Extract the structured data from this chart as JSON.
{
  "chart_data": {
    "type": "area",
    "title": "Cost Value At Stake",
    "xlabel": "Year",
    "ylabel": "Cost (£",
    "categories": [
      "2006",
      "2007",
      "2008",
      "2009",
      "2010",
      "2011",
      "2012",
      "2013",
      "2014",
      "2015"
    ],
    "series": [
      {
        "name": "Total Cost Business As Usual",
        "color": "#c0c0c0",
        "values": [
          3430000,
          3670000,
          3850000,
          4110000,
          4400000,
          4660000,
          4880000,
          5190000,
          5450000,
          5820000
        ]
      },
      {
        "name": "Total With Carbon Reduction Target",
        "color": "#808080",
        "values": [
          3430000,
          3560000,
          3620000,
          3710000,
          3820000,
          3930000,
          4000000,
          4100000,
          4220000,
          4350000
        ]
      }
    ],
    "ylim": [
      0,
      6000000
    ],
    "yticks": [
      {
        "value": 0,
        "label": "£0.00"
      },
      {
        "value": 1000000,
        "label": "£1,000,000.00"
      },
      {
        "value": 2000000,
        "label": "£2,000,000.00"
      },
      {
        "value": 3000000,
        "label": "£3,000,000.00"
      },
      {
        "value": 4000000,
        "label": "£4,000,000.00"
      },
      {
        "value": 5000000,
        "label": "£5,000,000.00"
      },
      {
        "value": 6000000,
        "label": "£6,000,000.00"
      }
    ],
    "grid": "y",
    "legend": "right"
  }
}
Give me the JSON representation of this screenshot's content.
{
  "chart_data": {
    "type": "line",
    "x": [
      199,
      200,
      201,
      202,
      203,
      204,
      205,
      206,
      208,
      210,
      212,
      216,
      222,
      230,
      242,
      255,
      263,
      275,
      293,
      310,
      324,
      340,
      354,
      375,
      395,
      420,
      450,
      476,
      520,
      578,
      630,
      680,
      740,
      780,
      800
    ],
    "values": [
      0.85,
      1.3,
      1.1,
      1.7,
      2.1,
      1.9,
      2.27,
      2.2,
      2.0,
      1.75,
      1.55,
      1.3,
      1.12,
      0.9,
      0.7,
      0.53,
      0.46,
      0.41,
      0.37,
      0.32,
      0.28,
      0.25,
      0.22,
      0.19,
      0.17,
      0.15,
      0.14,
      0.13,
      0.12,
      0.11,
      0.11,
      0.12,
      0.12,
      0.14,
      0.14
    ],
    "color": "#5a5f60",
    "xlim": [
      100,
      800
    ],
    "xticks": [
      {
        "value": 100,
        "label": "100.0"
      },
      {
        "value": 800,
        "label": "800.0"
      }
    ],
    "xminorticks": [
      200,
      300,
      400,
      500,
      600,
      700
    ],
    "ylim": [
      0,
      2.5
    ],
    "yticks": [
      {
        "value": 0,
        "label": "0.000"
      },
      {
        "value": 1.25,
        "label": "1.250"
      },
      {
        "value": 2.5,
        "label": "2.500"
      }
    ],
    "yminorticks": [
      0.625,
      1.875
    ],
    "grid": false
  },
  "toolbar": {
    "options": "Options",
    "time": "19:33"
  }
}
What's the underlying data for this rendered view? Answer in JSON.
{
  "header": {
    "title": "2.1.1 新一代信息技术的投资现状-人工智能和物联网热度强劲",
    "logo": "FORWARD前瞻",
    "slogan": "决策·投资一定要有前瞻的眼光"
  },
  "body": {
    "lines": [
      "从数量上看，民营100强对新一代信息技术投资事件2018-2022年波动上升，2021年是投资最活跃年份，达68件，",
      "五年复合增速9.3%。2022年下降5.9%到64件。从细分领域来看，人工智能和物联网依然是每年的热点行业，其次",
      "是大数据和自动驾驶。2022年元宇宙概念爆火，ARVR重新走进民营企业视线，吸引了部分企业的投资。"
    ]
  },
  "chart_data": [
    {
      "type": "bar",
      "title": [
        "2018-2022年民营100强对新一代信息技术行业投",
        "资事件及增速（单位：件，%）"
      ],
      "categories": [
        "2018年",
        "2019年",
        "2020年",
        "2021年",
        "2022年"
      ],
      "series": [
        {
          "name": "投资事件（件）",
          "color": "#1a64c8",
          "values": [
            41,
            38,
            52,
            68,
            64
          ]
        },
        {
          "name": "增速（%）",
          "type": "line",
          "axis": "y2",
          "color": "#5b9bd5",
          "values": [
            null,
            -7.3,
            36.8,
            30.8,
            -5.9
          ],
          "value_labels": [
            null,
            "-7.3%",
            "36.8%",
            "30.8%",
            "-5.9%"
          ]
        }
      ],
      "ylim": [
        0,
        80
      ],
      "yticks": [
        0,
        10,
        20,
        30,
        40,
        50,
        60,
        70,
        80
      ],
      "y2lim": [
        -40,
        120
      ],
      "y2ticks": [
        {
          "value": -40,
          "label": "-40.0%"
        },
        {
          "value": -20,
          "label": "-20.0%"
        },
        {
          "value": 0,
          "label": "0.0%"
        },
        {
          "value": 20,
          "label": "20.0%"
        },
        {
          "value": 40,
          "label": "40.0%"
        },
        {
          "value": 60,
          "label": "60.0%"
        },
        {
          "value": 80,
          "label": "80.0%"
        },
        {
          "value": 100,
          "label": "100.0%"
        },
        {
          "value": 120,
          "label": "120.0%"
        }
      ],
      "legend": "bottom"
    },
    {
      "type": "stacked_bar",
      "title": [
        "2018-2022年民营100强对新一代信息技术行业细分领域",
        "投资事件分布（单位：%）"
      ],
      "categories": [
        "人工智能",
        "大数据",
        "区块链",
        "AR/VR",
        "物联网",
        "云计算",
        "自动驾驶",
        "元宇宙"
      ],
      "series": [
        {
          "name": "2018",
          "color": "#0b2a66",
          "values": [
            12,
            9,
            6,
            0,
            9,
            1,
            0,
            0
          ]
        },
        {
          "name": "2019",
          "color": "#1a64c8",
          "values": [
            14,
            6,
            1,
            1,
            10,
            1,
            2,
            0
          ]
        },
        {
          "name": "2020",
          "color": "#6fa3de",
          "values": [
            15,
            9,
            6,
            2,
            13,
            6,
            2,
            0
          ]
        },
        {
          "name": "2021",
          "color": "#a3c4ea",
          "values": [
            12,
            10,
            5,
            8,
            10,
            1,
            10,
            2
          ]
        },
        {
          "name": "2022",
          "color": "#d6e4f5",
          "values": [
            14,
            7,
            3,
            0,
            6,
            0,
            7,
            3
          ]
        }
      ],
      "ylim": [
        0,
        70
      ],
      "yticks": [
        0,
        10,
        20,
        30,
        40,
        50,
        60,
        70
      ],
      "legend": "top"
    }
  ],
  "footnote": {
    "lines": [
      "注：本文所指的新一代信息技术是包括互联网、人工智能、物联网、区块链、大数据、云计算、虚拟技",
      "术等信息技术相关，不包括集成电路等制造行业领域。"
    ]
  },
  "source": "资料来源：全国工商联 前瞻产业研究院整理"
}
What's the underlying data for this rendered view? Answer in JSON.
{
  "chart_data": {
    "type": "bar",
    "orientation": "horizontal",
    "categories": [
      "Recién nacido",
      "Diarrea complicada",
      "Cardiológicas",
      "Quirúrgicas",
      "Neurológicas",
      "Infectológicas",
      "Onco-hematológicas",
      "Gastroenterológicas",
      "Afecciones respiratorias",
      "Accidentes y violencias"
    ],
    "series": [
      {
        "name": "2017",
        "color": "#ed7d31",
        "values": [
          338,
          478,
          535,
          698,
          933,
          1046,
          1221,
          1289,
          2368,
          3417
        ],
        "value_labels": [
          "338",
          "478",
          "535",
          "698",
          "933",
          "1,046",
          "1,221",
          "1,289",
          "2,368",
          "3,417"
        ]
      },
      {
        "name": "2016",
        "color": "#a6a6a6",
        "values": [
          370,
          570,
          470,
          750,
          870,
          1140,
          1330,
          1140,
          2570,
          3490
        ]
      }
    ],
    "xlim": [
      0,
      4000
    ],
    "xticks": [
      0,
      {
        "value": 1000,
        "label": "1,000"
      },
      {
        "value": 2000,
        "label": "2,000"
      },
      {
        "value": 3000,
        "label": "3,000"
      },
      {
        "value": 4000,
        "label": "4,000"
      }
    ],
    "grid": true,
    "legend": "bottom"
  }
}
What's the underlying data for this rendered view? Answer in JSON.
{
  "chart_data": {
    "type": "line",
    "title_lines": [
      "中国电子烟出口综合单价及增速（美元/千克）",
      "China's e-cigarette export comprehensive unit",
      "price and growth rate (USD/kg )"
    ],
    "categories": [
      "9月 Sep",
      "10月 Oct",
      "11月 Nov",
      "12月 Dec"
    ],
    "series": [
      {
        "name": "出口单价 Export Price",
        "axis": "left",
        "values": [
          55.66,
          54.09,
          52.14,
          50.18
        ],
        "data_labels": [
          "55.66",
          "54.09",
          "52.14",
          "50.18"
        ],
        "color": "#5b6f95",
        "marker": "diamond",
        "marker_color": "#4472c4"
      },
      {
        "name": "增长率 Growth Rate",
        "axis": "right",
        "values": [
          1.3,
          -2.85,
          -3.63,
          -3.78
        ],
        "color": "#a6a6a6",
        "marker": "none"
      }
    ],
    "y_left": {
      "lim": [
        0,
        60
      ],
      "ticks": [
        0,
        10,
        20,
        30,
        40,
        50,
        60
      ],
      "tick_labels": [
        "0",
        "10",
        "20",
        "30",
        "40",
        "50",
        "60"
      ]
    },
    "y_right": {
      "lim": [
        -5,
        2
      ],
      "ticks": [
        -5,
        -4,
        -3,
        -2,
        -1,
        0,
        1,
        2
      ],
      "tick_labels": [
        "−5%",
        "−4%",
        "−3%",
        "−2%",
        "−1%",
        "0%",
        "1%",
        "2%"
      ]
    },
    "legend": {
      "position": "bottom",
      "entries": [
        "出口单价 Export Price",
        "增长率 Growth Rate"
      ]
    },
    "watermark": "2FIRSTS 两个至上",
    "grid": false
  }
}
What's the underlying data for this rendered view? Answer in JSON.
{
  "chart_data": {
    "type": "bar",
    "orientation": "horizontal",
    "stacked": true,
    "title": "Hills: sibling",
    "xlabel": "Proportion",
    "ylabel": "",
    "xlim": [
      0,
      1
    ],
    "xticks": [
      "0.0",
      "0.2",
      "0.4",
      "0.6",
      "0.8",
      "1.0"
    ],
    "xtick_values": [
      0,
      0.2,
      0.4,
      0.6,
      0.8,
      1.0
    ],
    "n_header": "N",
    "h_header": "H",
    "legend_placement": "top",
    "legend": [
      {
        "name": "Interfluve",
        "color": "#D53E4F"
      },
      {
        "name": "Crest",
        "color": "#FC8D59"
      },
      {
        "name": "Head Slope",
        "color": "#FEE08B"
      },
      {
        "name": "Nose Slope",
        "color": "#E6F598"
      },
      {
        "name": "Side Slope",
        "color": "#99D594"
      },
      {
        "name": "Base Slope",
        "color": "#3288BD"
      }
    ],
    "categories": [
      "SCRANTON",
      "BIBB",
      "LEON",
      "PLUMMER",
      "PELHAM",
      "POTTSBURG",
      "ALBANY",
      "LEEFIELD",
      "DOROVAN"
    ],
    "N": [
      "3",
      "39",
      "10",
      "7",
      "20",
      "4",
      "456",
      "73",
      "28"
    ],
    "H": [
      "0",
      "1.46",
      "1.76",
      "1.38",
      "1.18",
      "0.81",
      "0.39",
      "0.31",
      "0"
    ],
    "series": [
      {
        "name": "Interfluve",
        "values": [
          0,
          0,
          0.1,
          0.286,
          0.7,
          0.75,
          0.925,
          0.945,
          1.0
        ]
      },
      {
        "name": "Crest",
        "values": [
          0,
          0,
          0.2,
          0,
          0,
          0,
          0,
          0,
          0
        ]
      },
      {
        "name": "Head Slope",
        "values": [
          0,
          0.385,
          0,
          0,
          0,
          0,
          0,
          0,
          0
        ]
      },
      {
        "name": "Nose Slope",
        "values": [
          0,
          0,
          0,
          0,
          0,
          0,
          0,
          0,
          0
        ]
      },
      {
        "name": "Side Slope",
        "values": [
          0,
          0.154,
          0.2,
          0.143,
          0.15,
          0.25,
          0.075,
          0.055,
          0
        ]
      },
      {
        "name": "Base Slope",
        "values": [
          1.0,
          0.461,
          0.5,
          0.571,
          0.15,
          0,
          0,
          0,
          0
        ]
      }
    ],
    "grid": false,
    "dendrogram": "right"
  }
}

========================================

Count each line of the data where the word "type" appears, then reply with the total only.

8